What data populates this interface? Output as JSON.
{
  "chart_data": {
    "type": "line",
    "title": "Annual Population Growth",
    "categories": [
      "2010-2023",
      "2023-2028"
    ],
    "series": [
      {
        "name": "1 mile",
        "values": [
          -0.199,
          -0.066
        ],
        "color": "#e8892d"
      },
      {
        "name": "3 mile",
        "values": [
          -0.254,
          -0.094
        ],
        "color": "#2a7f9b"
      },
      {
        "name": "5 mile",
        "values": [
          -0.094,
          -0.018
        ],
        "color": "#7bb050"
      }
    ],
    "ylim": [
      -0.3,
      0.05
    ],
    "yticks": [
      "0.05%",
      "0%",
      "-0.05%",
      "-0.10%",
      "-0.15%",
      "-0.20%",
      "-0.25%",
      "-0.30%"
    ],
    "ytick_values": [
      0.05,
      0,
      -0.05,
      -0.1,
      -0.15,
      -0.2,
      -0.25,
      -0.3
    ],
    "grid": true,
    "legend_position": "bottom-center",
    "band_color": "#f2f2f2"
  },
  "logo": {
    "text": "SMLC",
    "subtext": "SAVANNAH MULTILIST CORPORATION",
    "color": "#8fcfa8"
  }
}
——————
Set down every line of the listing above again, exactly as given.

Reply to the task:
What data populates this interface? Output as JSON.
{
  "chart_data": {
    "type": "line",
    "title": "Annual Population Growth",
    "categories": [
      "2010-2023",
      "2023-2028"
    ],
    "series": [
      {
        "name": "1 mile",
        "values": [
          -0.199,
          -0.066
        ],
        "color": "#e8892d"
      },
      {
        "name": "3 mile",
        "values": [
          -0.254,
          -0.094
        ],
        "color": "#2a7f9b"
      },
      {
        "name": "5 mile",
        "values": [
          -0.094,
          -0.018
        ],
        "color": "#7bb050"
      }
    ],
    "ylim": [
      -0.3,
      0.05
    ],
    "yticks": [
      "0.05%",
      "0%",
      "-0.05%",
      "-0.10%",
      "-0.15%",
      "-0.20%",
      "-0.25%",
      "-0.30%"
    ],
    "ytick_values": [
      0.05,
      0,
      -0.05,
      -0.1,
      -0.15,
      -0.2,
      -0.25,
      -0.3
    ],
    "grid": true,
    "legend_position": "bottom-center",
    "band_color": "#f2f2f2"
  },
  "logo": {
    "text": "SMLC",
    "subtext": "SAVANNAH MULTILIST CORPORATION",
    "color": "#8fcfa8"
  }
}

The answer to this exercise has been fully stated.